Collection entries:
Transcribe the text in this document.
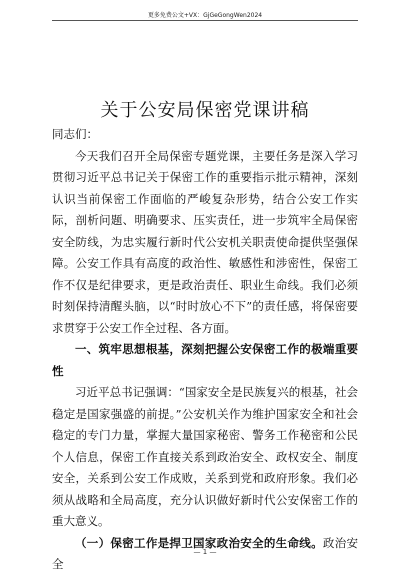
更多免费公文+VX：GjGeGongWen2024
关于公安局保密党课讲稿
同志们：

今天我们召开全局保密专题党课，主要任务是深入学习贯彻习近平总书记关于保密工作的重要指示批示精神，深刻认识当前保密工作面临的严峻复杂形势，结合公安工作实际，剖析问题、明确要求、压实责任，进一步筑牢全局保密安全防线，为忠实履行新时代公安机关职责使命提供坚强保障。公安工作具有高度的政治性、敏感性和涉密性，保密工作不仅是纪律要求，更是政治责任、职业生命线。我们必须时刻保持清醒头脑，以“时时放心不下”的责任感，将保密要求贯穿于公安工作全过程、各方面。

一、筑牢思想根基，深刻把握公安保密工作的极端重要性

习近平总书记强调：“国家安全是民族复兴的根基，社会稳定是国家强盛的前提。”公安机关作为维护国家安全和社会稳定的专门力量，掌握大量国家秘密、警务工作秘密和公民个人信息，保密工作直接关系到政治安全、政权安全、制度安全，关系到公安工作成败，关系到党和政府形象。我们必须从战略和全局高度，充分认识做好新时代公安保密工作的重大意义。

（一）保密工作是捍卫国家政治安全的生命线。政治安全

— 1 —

WORK TO DO: Reproduce all of the material exactly, apart from the pictures.

ANSWER TO THIS TASK:
Transcribe the text in this document.
更多免费公文+VX：GjGeGongWen2024
关于公安局保密党课讲稿
同志们：

今天我们召开全局保密专题党课，主要任务是深入学习贯彻习近平总书记关于保密工作的重要指示批示精神，深刻认识当前保密工作面临的严峻复杂形势，结合公安工作实际，剖析问题、明确要求、压实责任，进一步筑牢全局保密安全防线，为忠实履行新时代公安机关职责使命提供坚强保障。公安工作具有高度的政治性、敏感性和涉密性，保密工作不仅是纪律要求，更是政治责任、职业生命线。我们必须时刻保持清醒头脑，以“时时放心不下”的责任感，将保密要求贯穿于公安工作全过程、各方面。

一、筑牢思想根基，深刻把握公安保密工作的极端重要性

习近平总书记强调：“国家安全是民族复兴的根基，社会稳定是国家强盛的前提。”公安机关作为维护国家安全和社会稳定的专门力量，掌握大量国家秘密、警务工作秘密和公民个人信息，保密工作直接关系到政治安全、政权安全、制度安全，关系到公安工作成败，关系到党和政府形象。我们必须从战略和全局高度，充分认识做好新时代公安保密工作的重大意义。

（一）保密工作是捍卫国家政治安全的生命线。政治安全

— 1 —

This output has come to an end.